(What the exercise asks)
Collect every line below that contains the word "JSON".

(Figure record extracts)
------------------------------------

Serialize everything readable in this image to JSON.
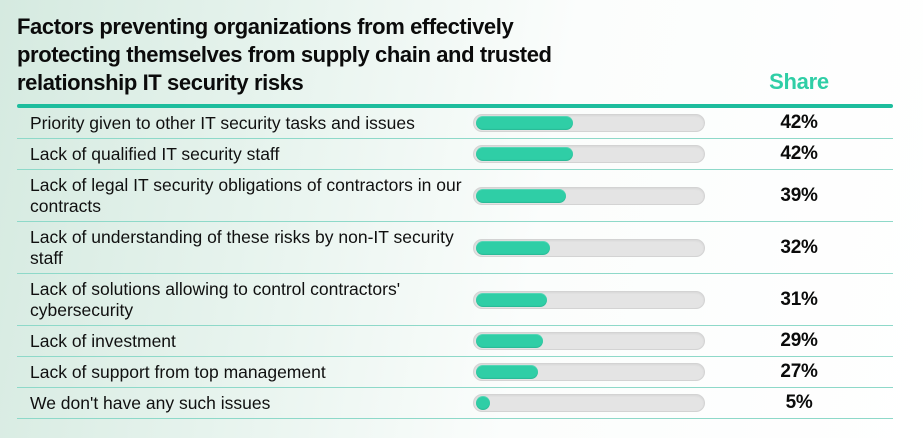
{
  "header": {
    "title_lines": [
      "Factors preventing organizations from effectively",
      "protecting themselves from supply chain and trusted",
      "relationship IT security risks"
    ],
    "share_label": "Share"
  },
  "chart_data": {
    "type": "bar",
    "orientation": "horizontal",
    "title": "Factors preventing organizations from effectively protecting themselves from supply chain and trusted relationship IT security risks",
    "value_column_label": "Share",
    "categories": [
      "Priority given to other IT security tasks and issues",
      "Lack of qualified IT security staff",
      "Lack of legal IT security obligations of contractors in our contracts",
      "Lack of understanding of these risks by non-IT security staff",
      "Lack of solutions allowing to control contractors' cybersecurity",
      "Lack of investment",
      "Lack of support from top management",
      "We don't have any such issues"
    ],
    "values": [
      42,
      42,
      39,
      32,
      31,
      29,
      27,
      5
    ],
    "value_labels": [
      "42%",
      "42%",
      "39%",
      "32%",
      "31%",
      "29%",
      "27%",
      "5%"
    ],
    "unit": "%",
    "xlim": [
      0,
      100
    ],
    "grid": false,
    "legend": false
  },
  "colors": {
    "accent_teal": "#2fcea6",
    "rule_teal": "#1dbd9d",
    "divider_teal": "#8ed9c9",
    "track_gray": "#e4e4e4",
    "text_black": "#0b0b0b"
  }
}
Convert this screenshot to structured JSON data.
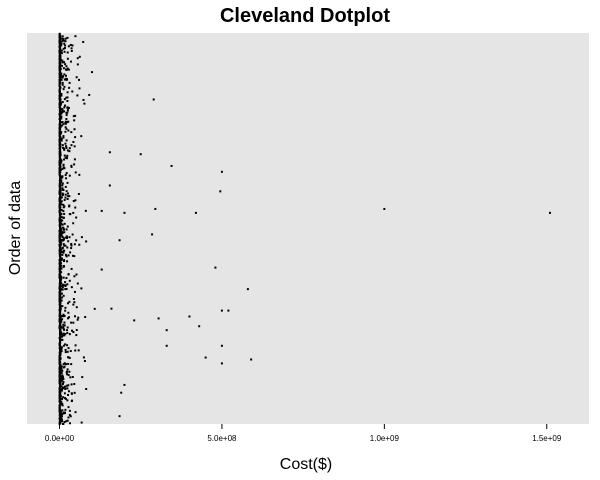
{
  "chart_data": {
    "type": "scatter",
    "title": "Cleveland Dotplot",
    "xlabel": "Cost($)",
    "ylabel": "Order of data",
    "xlim": [
      -100000000,
      1630000000
    ],
    "ylim": [
      0,
      1000
    ],
    "x_ticks": [
      {
        "value": 0,
        "label": "0.0e+00"
      },
      {
        "value": 500000000,
        "label": "5.0e+08"
      },
      {
        "value": 1000000000,
        "label": "1.0e+09"
      },
      {
        "value": 1500000000,
        "label": "1.5e+09"
      }
    ],
    "y_ticks": [],
    "grid": false,
    "background": "#e5e5e5",
    "point_color": "#000000",
    "notable_points": [
      {
        "x": 290000000,
        "y": 830
      },
      {
        "x": 250000000,
        "y": 690
      },
      {
        "x": 155000000,
        "y": 695
      },
      {
        "x": 345000000,
        "y": 660
      },
      {
        "x": 500000000,
        "y": 645
      },
      {
        "x": 495000000,
        "y": 595
      },
      {
        "x": 155000000,
        "y": 610
      },
      {
        "x": 130000000,
        "y": 545
      },
      {
        "x": 200000000,
        "y": 540
      },
      {
        "x": 295000000,
        "y": 550
      },
      {
        "x": 420000000,
        "y": 540
      },
      {
        "x": 1000000000,
        "y": 550
      },
      {
        "x": 1510000000,
        "y": 540
      },
      {
        "x": 285000000,
        "y": 485
      },
      {
        "x": 185000000,
        "y": 470
      },
      {
        "x": 130000000,
        "y": 395
      },
      {
        "x": 480000000,
        "y": 400
      },
      {
        "x": 580000000,
        "y": 345
      },
      {
        "x": 500000000,
        "y": 290
      },
      {
        "x": 520000000,
        "y": 290
      },
      {
        "x": 400000000,
        "y": 275
      },
      {
        "x": 430000000,
        "y": 250
      },
      {
        "x": 330000000,
        "y": 240
      },
      {
        "x": 305000000,
        "y": 270
      },
      {
        "x": 160000000,
        "y": 295
      },
      {
        "x": 230000000,
        "y": 265
      },
      {
        "x": 590000000,
        "y": 165
      },
      {
        "x": 500000000,
        "y": 155
      },
      {
        "x": 500000000,
        "y": 200
      },
      {
        "x": 450000000,
        "y": 170
      },
      {
        "x": 330000000,
        "y": 200
      },
      {
        "x": 200000000,
        "y": 100
      },
      {
        "x": 190000000,
        "y": 80
      },
      {
        "x": 185000000,
        "y": 20
      },
      {
        "x": 70000000,
        "y": 120
      },
      {
        "x": 100000000,
        "y": 900
      },
      {
        "x": 60000000,
        "y": 880
      }
    ],
    "cluster": {
      "description_free": true,
      "count": 650,
      "seed": 7,
      "x_scale": 18000000,
      "x_max": 150000000
    }
  }
}
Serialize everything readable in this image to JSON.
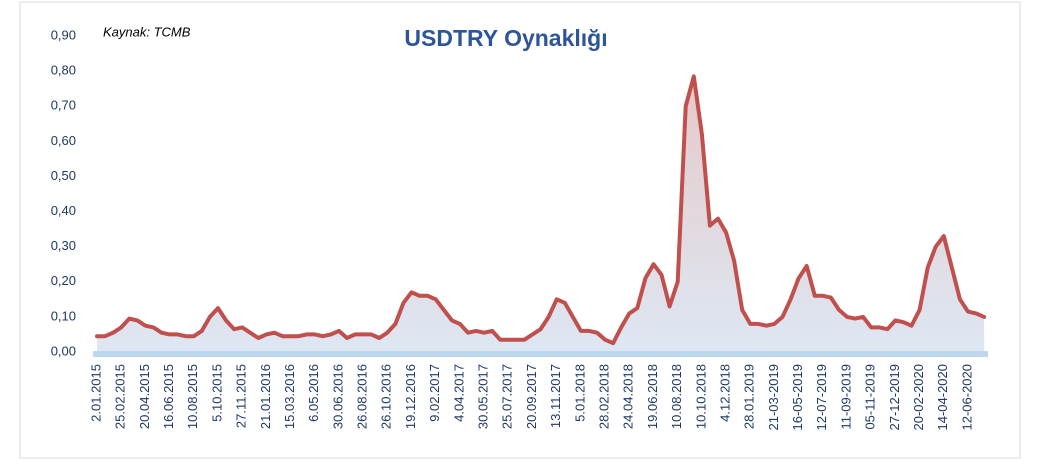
{
  "chart_data": {
    "type": "line",
    "title": "USDTRY Oynaklığı",
    "annotation": "Kaynak: TCMB",
    "categories": [
      "2.01.2015",
      null,
      null,
      "25.02.2015",
      null,
      null,
      "20.04.2015",
      null,
      null,
      "16.06.2015",
      null,
      null,
      "10.08.2015",
      null,
      null,
      "5.10.2015",
      null,
      null,
      "27.11.2015",
      null,
      null,
      "21.01.2016",
      null,
      null,
      "15.03.2016",
      null,
      null,
      "6.05.2016",
      null,
      null,
      "30.06.2016",
      null,
      null,
      "26.08.2016",
      null,
      null,
      "26.10.2016",
      null,
      null,
      "19.12.2016",
      null,
      null,
      "9.02.2017",
      null,
      null,
      "4.04.2017",
      null,
      null,
      "30.05.2017",
      null,
      null,
      "25.07.2017",
      null,
      null,
      "20.09.2017",
      null,
      null,
      "13.11.2017",
      null,
      null,
      "5.01.2018",
      null,
      null,
      "28.02.2018",
      null,
      null,
      "24.04.2018",
      null,
      null,
      "19.06.2018",
      null,
      null,
      "10.08.2018",
      null,
      null,
      "10.10.2018",
      null,
      null,
      "4.12.2018",
      null,
      null,
      "28.01.2019",
      null,
      null,
      "21-03-2019",
      null,
      null,
      "16-05-2019",
      null,
      null,
      "12-07-2019",
      null,
      null,
      "11-09-2019",
      null,
      null,
      "05-11-2019",
      null,
      null,
      "27-12-2019",
      null,
      null,
      "20-02-2020",
      null,
      null,
      "14-04-2020",
      null,
      null,
      "12-06-2020",
      null,
      null
    ],
    "series": [
      {
        "color": "#c0504d",
        "values": [
          0.045,
          0.045,
          0.055,
          0.07,
          0.095,
          0.09,
          0.075,
          0.07,
          0.055,
          0.05,
          0.05,
          0.045,
          0.045,
          0.06,
          0.1,
          0.125,
          0.09,
          0.065,
          0.07,
          0.055,
          0.04,
          0.05,
          0.055,
          0.045,
          0.045,
          0.045,
          0.05,
          0.05,
          0.045,
          0.05,
          0.06,
          0.04,
          0.05,
          0.05,
          0.05,
          0.04,
          0.055,
          0.08,
          0.14,
          0.17,
          0.16,
          0.16,
          0.15,
          0.12,
          0.09,
          0.08,
          0.055,
          0.06,
          0.055,
          0.06,
          0.035,
          0.035,
          0.035,
          0.035,
          0.05,
          0.065,
          0.1,
          0.15,
          0.14,
          0.1,
          0.06,
          0.06,
          0.055,
          0.035,
          0.025,
          0.07,
          0.11,
          0.125,
          0.21,
          0.25,
          0.22,
          0.13,
          0.2,
          0.7,
          0.785,
          0.62,
          0.36,
          0.38,
          0.34,
          0.26,
          0.12,
          0.08,
          0.08,
          0.075,
          0.08,
          0.1,
          0.15,
          0.21,
          0.245,
          0.16,
          0.16,
          0.155,
          0.12,
          0.1,
          0.095,
          0.1,
          0.07,
          0.07,
          0.065,
          0.09,
          0.085,
          0.075,
          0.12,
          0.24,
          0.3,
          0.33,
          0.24,
          0.15,
          0.115,
          0.11,
          0.1
        ]
      }
    ],
    "ylim": [
      0,
      0.9
    ],
    "yticks": [
      {
        "value": 0,
        "label": "0,00"
      },
      {
        "value": 0.1,
        "label": "0,10"
      },
      {
        "value": 0.2,
        "label": "0,20"
      },
      {
        "value": 0.3,
        "label": "0,30"
      },
      {
        "value": 0.4,
        "label": "0,40"
      },
      {
        "value": 0.5,
        "label": "0,50"
      },
      {
        "value": 0.6,
        "label": "0,60"
      },
      {
        "value": 0.7,
        "label": "0,70"
      },
      {
        "value": 0.8,
        "label": "0,80"
      },
      {
        "value": 0.9,
        "label": "0,90"
      }
    ]
  }
}
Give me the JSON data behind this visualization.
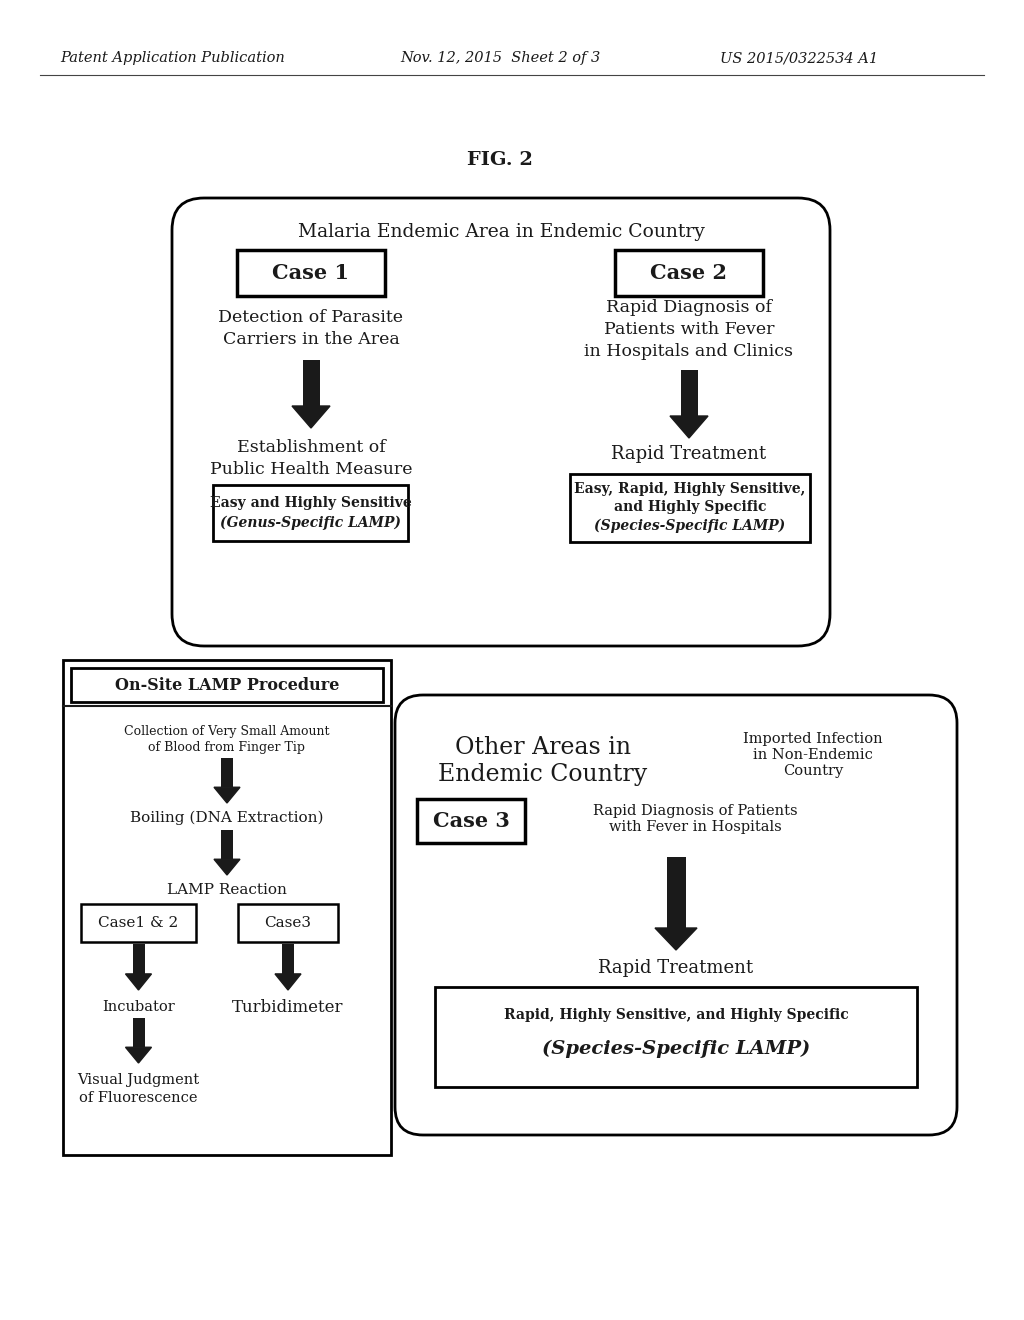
{
  "header_left": "Patent Application Publication",
  "header_mid": "Nov. 12, 2015  Sheet 2 of 3",
  "header_right": "US 2015/0322534 A1",
  "fig_label": "FIG. 2",
  "bg_color": "#ffffff",
  "text_color": "#1a1a1a"
}
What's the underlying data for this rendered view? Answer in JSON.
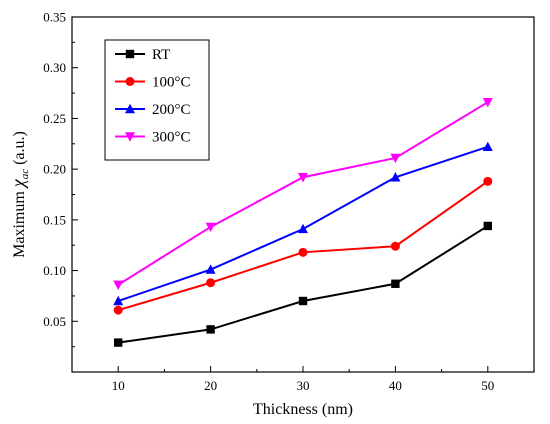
{
  "chart_data": {
    "type": "line",
    "title": "",
    "xlabel": "Thickness (nm)",
    "ylabel": {
      "prefix": "Maximum ",
      "symbol": "χ",
      "subscript": "ac",
      "suffix": " (a.u.)"
    },
    "x": [
      10,
      20,
      30,
      40,
      50
    ],
    "xlim": [
      5,
      55
    ],
    "ylim": [
      0.0,
      0.35
    ],
    "xticks": [
      10,
      20,
      30,
      40,
      50
    ],
    "xtick_labels": [
      "10",
      "20",
      "30",
      "40",
      "50"
    ],
    "yticks": [
      0.05,
      0.1,
      0.15,
      0.2,
      0.25,
      0.3,
      0.35
    ],
    "ytick_labels": [
      "0.05",
      "0.10",
      "0.15",
      "0.20",
      "0.25",
      "0.30",
      "0.35"
    ],
    "grid": false,
    "legend_position": "top-left",
    "series": [
      {
        "name": "RT",
        "color": "#000000",
        "marker": "square",
        "values": [
          0.029,
          0.042,
          0.07,
          0.087,
          0.144
        ]
      },
      {
        "name": "100°C",
        "color": "#ff0000",
        "marker": "circle",
        "values": [
          0.061,
          0.088,
          0.118,
          0.124,
          0.188
        ]
      },
      {
        "name": "200°C",
        "color": "#0000ff",
        "marker": "triangle-up",
        "values": [
          0.07,
          0.101,
          0.141,
          0.192,
          0.222
        ]
      },
      {
        "name": "300°C",
        "color": "#ff00ff",
        "marker": "triangle-down",
        "values": [
          0.086,
          0.143,
          0.192,
          0.211,
          0.266
        ]
      }
    ]
  }
}
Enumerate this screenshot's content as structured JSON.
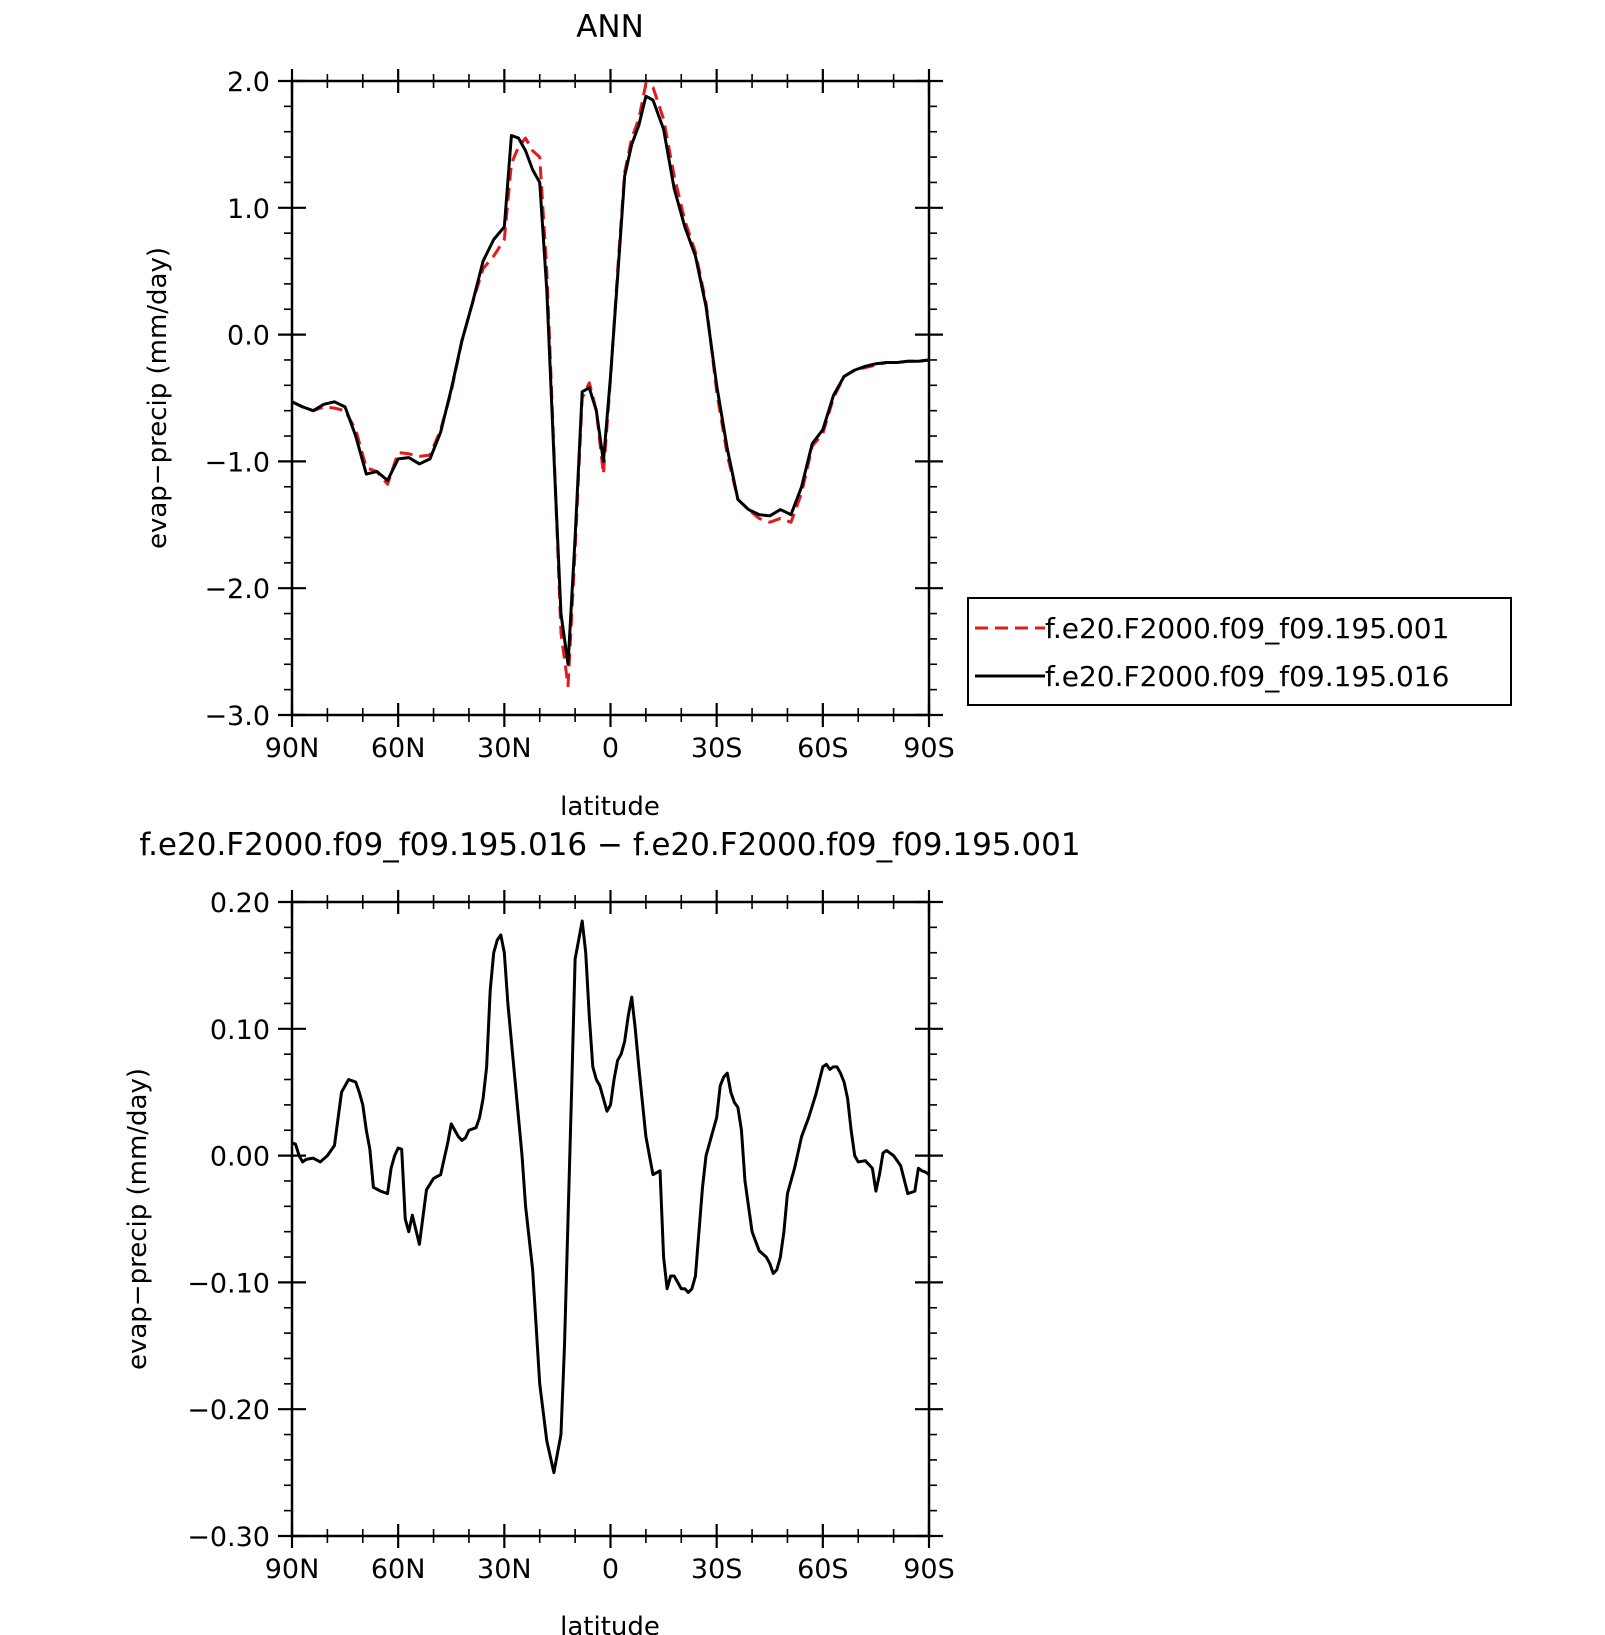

------------------------------------

(Complete answer)
Serialize everything readable in this image to JSON.
Convert this screenshot to structured JSON data.
Serialize everything readable in this image to JSON.
Give me the JSON data behind this visualization.
What's the underlying data for this rendered view? Answer in JSON.
Enumerate this screenshot's content as structured JSON.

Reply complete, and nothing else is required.